Texto seleccionado:
***

De forma notable, a diferencia del sector minero en el Perú, o del sector agroexportador en Bolivia y Argentina, la industria agroexportadora peruana es intensiva en mano de obra y tuvo un efecto económico positivo en los ingresos, incluso en aquellos trabajadores que no estaban directamente empleados en ella. Y eso, sostuve, era la clave para entender la persistencia de las reformas económicas en el Perú, mientras que en Bolivia y Argentina renegaban de tratados de libre comercio o aumentaban los impuestos a las exportaciones, entre otras medidas.
Quizás lo más llamativo, por todo lo anterior, es lo precario y vulnerable que resultó un sector económico de varios miles de millones de dólares. Queda claro que no basta con seguir repitiendo indicadores de formalidad o ingresos, o discutir qué cuadro muestra la eficiencia del régimen. ¿Por qué una ley que les permitió erigirse como ganadores en los últimos 20 años se desplomó como un gigante con pies de barro? Es justo reconocer que, como todos este año, la industria sufrió un ‘shock’ externo de magnitud severa, pero que también debió ser la mejor preparada para soportarlo.

***

(Datos de origen)
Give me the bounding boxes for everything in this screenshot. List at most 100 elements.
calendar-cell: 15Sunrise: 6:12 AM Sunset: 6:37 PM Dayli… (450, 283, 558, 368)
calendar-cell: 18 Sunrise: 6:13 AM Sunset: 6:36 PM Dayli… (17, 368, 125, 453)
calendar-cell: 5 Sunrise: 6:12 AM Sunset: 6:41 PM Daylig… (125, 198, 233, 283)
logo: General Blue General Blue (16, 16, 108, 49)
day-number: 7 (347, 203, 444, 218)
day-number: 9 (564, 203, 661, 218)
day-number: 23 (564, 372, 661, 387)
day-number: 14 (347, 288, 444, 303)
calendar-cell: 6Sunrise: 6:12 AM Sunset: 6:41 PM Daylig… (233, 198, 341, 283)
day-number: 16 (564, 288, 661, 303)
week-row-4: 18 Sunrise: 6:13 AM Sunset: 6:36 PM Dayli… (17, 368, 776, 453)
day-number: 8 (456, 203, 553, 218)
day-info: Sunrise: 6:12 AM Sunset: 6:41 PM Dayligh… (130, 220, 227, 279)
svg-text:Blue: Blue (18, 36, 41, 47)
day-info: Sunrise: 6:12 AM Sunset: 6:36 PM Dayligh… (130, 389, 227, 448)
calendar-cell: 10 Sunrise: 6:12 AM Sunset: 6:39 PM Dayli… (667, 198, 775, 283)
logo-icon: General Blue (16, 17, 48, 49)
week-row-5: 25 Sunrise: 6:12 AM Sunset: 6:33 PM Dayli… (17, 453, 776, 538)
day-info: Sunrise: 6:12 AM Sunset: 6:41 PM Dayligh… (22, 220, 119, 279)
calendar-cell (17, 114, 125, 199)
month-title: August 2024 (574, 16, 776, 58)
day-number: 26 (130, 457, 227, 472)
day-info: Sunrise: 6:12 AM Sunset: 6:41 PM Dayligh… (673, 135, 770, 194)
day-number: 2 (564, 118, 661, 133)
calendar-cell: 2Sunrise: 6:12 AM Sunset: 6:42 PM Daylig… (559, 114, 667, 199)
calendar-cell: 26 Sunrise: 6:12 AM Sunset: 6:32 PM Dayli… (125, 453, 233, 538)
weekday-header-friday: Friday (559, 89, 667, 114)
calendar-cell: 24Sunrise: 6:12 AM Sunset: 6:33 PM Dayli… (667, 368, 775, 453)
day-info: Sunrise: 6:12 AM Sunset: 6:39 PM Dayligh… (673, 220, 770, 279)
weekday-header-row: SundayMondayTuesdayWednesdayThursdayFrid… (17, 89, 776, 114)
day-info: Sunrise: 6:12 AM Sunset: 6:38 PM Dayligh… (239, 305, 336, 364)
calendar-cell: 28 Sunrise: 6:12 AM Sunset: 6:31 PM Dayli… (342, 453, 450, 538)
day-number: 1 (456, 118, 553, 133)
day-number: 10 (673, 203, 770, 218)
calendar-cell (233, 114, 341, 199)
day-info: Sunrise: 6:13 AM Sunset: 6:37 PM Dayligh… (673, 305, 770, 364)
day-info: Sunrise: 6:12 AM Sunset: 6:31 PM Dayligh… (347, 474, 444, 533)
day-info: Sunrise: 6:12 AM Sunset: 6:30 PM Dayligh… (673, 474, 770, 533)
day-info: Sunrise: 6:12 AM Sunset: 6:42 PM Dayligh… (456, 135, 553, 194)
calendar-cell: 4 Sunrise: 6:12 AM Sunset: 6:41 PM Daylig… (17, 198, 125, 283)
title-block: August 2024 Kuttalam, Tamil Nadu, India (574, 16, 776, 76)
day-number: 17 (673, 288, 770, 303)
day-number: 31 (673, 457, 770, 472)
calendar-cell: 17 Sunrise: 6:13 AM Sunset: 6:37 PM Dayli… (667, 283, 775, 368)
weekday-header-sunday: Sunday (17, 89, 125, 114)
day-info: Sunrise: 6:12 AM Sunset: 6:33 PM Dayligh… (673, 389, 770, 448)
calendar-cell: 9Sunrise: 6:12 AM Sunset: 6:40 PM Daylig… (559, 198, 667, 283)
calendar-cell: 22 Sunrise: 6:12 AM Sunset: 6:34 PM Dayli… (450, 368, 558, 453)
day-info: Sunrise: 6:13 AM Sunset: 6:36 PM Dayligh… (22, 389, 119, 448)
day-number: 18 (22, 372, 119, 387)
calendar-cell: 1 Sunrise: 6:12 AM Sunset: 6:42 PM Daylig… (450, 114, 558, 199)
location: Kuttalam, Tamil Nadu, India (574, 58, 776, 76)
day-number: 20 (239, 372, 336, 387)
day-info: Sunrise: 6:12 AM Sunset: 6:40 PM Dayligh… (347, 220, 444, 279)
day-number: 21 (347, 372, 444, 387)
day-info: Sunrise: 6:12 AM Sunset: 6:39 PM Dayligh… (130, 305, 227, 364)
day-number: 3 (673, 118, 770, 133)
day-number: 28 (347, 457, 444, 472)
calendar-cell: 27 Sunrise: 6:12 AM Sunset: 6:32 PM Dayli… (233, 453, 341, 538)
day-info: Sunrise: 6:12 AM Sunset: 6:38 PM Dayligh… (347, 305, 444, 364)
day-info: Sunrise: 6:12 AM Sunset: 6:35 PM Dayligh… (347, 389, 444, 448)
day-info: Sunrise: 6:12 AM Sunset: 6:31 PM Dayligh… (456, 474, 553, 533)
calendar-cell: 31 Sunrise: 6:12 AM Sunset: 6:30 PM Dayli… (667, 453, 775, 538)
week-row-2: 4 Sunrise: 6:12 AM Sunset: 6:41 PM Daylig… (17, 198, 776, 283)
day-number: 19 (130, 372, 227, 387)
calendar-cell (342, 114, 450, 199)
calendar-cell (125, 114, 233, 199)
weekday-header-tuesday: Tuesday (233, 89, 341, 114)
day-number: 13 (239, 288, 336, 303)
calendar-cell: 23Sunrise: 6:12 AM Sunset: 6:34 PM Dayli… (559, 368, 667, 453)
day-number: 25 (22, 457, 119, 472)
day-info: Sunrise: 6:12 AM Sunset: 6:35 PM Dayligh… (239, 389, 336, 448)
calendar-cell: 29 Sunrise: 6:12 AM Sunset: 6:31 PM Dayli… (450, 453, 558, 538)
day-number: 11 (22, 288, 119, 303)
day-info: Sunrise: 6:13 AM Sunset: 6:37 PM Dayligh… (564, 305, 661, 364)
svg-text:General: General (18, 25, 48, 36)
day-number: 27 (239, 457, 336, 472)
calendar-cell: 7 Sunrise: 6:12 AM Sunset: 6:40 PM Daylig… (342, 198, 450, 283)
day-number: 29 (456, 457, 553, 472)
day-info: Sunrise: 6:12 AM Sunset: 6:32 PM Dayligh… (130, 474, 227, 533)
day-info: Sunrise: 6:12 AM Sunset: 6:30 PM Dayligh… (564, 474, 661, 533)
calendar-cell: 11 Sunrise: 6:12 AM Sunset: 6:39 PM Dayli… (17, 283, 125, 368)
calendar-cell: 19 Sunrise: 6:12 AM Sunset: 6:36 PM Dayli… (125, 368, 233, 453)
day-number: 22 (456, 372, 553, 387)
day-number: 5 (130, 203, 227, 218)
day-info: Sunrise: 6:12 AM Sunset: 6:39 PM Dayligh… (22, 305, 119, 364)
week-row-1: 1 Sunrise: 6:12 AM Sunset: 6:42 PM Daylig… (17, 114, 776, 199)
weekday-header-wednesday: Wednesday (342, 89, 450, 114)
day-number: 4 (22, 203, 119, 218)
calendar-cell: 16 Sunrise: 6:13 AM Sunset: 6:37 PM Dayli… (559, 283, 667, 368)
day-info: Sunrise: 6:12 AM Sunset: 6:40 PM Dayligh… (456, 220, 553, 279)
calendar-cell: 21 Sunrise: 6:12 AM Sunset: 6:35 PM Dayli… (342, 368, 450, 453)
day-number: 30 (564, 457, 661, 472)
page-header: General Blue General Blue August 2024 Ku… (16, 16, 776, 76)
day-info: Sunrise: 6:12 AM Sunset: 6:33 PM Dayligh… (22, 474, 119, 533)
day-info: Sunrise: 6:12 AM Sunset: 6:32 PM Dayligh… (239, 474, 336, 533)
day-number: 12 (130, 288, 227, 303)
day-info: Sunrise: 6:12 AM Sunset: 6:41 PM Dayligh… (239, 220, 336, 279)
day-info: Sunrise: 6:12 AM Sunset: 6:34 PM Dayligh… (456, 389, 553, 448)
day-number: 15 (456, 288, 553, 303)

***

Consigna 1:
Según el texto sobre la agroexportación peruana, ¿qué rasgo distingue a esta industria del sector minero del Perú?
Consigna 2:
Copia literalmente del texto sobre la agroexportación peruana el fragmento que comienza con las palabras "Quizás lo más" y termina con "preparada para soportarlo.".

Respuesta 1:
Es una industria intensiva en mano de obra.

Respuesta 2:
Quizás lo más llamativo, por todo lo anterior, es lo precario y vulnerable que resultó un sector económico de varios miles de millones de dólares. Queda claro que no basta con seguir repitiendo indicadores de formalidad o ingresos, o discutir qué cuadro muestra la eficiencia del régimen. ¿Por qué una ley que les permitió erigirse como ganadores en los últimos 20 años se desplomó como un gigante con pies de barro? Es justo reconocer que, como todos este año, la industria sufrió un ‘shock’ externo de magnitud severa, pero que también debió ser la mejor preparada para soportarlo.